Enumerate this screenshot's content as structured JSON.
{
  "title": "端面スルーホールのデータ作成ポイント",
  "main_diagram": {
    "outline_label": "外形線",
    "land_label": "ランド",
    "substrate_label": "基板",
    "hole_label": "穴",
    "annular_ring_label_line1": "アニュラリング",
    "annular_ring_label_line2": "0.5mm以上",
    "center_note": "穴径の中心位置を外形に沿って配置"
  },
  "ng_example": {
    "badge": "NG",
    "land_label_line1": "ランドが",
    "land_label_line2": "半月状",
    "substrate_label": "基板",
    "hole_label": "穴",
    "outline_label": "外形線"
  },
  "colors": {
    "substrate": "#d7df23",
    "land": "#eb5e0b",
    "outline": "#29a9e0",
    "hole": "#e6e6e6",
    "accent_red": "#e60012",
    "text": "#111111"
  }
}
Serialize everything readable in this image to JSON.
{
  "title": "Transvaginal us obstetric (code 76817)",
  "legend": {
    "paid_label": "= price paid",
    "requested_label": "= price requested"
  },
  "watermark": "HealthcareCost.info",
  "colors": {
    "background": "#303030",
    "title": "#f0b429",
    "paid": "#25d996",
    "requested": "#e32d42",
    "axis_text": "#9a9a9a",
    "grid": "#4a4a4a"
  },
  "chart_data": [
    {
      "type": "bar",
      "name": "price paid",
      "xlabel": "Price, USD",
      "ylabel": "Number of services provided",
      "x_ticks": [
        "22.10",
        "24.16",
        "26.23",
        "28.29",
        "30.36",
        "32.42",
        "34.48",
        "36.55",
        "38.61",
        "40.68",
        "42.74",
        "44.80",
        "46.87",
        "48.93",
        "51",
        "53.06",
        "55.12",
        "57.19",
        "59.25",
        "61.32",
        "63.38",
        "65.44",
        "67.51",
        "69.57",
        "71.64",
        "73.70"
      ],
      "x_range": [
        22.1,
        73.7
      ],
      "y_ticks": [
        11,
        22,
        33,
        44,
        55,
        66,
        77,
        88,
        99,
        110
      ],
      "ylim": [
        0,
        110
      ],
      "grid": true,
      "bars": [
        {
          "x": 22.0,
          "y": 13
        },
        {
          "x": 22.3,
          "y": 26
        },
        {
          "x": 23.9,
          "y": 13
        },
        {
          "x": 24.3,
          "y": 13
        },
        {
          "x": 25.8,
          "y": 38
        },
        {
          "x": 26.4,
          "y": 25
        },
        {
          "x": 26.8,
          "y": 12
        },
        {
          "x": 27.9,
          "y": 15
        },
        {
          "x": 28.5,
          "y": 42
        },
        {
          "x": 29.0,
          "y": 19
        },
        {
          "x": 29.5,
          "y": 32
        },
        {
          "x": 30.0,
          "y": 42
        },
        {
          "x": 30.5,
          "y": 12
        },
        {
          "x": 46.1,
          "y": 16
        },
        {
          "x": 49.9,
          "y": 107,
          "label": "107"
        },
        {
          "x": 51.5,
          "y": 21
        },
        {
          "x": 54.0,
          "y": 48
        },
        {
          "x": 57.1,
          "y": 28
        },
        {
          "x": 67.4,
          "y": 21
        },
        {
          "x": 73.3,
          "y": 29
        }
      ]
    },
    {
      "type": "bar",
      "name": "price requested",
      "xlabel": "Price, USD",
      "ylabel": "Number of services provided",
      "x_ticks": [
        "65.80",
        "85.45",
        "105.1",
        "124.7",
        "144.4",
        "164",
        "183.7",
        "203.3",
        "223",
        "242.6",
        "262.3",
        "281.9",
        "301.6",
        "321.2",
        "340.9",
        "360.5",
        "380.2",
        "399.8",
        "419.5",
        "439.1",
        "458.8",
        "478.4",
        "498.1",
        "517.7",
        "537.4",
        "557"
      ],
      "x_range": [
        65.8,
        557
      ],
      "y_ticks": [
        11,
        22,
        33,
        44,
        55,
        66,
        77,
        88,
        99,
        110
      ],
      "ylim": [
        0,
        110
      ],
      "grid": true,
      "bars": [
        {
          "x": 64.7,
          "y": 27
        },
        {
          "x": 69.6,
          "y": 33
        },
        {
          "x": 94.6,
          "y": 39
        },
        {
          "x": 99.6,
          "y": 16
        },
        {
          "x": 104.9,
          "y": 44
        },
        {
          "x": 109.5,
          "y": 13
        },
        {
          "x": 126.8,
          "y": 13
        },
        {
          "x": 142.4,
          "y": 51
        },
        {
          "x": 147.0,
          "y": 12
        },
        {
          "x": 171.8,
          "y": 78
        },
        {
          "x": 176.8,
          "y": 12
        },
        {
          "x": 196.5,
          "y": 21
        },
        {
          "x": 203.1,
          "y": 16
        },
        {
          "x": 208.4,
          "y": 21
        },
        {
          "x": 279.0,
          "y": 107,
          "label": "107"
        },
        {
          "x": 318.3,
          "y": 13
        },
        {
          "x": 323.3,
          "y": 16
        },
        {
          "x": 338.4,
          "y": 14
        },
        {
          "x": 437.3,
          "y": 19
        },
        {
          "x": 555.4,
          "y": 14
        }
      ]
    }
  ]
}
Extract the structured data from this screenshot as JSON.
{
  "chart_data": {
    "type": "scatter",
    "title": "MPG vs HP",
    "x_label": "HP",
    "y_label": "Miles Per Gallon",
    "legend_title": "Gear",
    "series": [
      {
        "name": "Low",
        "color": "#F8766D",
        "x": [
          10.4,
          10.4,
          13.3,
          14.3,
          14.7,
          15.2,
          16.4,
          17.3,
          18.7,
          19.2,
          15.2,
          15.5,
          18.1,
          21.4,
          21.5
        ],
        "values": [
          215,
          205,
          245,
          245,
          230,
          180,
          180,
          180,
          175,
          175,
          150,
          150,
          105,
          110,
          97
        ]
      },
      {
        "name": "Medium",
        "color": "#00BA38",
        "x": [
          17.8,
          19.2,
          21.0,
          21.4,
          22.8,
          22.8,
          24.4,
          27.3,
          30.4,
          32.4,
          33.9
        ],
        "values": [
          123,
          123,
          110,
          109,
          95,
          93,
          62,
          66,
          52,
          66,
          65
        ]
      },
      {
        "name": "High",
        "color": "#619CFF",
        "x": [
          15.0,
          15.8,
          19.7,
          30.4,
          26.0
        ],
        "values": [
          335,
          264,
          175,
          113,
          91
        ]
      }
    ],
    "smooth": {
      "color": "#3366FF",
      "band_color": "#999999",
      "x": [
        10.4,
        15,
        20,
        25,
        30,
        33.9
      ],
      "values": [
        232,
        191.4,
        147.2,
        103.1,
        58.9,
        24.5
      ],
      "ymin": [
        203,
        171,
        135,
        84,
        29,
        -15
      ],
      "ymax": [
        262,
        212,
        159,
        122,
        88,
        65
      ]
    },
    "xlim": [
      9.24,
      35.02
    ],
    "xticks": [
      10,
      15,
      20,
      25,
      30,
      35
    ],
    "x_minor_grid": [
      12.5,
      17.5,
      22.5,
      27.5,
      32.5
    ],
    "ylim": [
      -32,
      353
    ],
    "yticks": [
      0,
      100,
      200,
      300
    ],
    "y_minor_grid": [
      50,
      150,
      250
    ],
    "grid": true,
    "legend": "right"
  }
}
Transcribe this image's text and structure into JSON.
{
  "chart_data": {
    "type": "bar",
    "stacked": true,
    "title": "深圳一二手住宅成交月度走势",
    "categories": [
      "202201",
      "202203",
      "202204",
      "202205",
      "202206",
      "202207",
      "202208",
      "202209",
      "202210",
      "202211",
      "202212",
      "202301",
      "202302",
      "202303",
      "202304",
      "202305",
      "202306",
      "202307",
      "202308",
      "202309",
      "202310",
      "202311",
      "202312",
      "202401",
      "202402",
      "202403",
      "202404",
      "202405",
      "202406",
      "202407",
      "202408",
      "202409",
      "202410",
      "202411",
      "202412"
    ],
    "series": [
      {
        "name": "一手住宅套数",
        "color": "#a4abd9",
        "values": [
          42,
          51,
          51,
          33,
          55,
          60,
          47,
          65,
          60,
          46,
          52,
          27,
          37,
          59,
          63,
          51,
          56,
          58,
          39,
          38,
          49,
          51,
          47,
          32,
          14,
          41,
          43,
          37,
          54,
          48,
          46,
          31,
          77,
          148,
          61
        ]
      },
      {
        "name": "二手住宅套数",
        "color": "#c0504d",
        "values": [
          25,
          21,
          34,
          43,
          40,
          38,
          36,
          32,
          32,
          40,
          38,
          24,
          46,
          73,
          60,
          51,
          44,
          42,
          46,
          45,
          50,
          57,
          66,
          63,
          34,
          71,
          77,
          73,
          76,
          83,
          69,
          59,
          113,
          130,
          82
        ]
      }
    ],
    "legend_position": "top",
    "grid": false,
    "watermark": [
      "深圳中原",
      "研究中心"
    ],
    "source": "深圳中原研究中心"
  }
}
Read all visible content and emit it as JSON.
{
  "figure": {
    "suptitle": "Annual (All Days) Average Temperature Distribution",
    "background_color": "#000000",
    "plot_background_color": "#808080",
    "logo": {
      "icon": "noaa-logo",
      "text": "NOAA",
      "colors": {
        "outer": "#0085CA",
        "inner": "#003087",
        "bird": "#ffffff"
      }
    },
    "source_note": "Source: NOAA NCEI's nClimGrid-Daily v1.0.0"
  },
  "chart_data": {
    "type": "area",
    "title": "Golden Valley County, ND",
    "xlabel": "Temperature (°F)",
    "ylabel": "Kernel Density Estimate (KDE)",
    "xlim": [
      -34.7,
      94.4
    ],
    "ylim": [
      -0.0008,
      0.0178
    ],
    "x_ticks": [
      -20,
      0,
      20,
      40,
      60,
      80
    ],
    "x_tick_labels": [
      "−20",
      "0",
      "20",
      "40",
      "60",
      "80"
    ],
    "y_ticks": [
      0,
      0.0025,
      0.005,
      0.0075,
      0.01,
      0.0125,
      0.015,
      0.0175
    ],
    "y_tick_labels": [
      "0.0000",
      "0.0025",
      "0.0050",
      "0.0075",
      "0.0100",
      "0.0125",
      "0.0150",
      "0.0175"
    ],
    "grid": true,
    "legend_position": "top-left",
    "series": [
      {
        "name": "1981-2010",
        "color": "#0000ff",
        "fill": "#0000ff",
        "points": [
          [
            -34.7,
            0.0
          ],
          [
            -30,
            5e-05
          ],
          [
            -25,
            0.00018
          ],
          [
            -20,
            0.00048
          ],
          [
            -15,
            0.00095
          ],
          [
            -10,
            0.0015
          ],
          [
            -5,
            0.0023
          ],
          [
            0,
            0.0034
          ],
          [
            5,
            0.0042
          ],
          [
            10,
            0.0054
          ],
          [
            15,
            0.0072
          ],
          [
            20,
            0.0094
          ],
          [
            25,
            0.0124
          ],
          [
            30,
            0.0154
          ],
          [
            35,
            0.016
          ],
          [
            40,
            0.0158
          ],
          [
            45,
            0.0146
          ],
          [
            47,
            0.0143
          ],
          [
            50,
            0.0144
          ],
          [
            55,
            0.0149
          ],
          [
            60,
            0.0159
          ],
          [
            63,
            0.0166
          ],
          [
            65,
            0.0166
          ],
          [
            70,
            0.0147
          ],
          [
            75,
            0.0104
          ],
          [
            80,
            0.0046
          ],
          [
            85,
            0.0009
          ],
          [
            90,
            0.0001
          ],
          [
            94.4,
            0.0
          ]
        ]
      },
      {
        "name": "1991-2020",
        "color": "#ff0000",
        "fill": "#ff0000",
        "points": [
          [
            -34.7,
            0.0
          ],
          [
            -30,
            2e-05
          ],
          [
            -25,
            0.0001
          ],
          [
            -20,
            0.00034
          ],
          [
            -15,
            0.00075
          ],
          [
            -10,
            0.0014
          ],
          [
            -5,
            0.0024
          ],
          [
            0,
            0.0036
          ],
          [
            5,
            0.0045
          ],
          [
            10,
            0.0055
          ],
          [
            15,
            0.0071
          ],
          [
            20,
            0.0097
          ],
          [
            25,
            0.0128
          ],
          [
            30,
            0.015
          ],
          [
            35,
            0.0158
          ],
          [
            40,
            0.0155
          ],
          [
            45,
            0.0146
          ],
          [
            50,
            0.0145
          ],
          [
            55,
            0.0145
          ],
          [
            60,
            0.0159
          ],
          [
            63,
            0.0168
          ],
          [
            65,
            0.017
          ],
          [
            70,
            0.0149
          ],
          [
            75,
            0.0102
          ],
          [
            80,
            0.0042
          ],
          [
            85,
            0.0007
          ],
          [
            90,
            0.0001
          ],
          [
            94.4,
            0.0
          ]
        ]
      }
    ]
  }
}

• Task to complete
Copy all lines above containing the string "structured".

• Expected output
Enumerate this screenshot's content as structured JSON.
Extract the structured data from this screenshot as JSON.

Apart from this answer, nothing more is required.